==== RECORDS FOR PROCESSING ====

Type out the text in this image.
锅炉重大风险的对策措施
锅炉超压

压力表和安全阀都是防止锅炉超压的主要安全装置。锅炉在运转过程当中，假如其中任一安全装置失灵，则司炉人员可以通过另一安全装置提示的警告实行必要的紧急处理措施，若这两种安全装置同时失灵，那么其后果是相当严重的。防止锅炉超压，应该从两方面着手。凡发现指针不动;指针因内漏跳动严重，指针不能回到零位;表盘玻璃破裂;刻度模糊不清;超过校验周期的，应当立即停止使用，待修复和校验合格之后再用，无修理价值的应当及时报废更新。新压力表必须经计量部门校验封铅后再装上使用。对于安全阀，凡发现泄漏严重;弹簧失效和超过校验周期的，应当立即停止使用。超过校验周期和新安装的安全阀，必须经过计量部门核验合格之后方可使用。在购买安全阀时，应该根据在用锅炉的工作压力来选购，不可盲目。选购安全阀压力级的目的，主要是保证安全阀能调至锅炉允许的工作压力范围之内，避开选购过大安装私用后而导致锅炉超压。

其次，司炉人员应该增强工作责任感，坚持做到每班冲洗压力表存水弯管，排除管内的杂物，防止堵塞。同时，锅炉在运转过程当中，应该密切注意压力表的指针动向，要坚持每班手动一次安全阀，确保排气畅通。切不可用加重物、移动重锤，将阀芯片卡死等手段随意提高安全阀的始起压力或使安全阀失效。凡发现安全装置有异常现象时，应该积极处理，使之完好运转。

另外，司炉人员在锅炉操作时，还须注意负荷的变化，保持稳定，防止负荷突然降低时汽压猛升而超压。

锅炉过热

====

**REQUIRED TASK:**
Your task is to output the full set of records exactly as presented.

**ANSWER TO THIS PROBLEM:**
Type out the text in this image.
锅炉重大风险的对策措施
锅炉超压

压力表和安全阀都是防止锅炉超压的主要安全装置。锅炉在运转过程当中，假如其中任一安全装置失灵，则司炉人员可以通过另一安全装置提示的警告实行必要的紧急处理措施，若这两种安全装置同时失灵，那么其后果是相当严重的。防止锅炉超压，应该从两方面着手。凡发现指针不动;指针因内漏跳动严重，指针不能回到零位;表盘玻璃破裂;刻度模糊不清;超过校验周期的，应当立即停止使用，待修复和校验合格之后再用，无修理价值的应当及时报废更新。新压力表必须经计量部门校验封铅后再装上使用。对于安全阀，凡发现泄漏严重;弹簧失效和超过校验周期的，应当立即停止使用。超过校验周期和新安装的安全阀，必须经过计量部门核验合格之后方可使用。在购买安全阀时，应该根据在用锅炉的工作压力来选购，不可盲目。选购安全阀压力级的目的，主要是保证安全阀能调至锅炉允许的工作压力范围之内，避开选购过大安装私用后而导致锅炉超压。

其次，司炉人员应该增强工作责任感，坚持做到每班冲洗压力表存水弯管，排除管内的杂物，防止堵塞。同时，锅炉在运转过程当中，应该密切注意压力表的指针动向，要坚持每班手动一次安全阀，确保排气畅通。切不可用加重物、移动重锤，将阀芯片卡死等手段随意提高安全阀的始起压力或使安全阀失效。凡发现安全装置有异常现象时，应该积极处理，使之完好运转。

另外，司炉人员在锅炉操作时，还须注意负荷的变化，保持稳定，防止负荷突然降低时汽压猛升而超压。

锅炉过热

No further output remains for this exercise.